Short problem => Assemble all lines in which the string "feet" appears.
○ ○ ○
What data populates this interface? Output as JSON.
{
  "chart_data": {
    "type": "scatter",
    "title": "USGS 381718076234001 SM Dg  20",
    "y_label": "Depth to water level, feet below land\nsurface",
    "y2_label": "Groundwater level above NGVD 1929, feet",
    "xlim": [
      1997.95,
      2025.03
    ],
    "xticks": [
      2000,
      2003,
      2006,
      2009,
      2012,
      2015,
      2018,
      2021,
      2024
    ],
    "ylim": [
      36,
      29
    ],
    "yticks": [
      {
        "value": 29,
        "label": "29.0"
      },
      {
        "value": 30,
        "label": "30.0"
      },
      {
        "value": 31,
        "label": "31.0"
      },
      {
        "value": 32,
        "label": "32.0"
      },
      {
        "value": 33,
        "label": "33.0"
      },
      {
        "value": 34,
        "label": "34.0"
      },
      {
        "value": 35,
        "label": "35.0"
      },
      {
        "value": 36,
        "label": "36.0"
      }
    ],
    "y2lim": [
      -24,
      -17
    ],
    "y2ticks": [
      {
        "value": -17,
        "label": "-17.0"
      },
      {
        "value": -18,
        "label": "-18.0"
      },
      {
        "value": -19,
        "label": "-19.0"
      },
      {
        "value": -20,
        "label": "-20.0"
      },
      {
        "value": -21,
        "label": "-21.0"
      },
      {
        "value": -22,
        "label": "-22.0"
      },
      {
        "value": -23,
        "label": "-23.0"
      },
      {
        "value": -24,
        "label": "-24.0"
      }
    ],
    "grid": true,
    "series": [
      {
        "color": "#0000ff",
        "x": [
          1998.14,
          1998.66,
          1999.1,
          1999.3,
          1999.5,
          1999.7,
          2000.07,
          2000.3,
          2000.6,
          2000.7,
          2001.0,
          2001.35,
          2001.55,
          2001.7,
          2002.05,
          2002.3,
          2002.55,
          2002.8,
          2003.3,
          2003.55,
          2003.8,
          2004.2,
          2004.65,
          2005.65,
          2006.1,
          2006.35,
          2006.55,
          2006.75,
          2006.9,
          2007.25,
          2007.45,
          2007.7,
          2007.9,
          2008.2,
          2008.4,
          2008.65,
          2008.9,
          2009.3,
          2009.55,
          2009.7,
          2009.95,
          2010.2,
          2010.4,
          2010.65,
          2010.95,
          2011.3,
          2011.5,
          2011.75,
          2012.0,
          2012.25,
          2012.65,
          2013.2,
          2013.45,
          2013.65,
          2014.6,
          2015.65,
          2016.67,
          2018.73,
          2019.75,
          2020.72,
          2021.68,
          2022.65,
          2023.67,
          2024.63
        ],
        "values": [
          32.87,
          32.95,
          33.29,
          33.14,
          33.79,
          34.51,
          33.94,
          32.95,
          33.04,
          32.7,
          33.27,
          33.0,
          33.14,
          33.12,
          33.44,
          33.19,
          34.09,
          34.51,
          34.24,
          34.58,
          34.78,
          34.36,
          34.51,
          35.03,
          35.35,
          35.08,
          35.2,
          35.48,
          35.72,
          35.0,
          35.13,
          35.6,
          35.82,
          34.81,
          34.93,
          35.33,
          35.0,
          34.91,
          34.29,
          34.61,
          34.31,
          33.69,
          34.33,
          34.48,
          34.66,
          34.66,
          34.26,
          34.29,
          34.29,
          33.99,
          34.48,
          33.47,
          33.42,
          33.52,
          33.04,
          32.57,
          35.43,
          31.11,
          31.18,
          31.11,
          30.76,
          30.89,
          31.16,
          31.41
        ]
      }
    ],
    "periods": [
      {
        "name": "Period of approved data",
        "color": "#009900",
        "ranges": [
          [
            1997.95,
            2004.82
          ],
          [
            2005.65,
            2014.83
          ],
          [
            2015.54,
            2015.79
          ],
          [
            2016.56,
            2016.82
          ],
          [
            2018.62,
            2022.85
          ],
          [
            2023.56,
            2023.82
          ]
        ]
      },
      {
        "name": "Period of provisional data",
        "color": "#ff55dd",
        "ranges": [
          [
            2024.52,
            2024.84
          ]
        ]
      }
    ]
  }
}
○ ○ ○
Reply =>
    "y_label": "Depth to water level, feet below land\nsurface",
    "y2_label": "Groundwater level above NGVD 1929, feet",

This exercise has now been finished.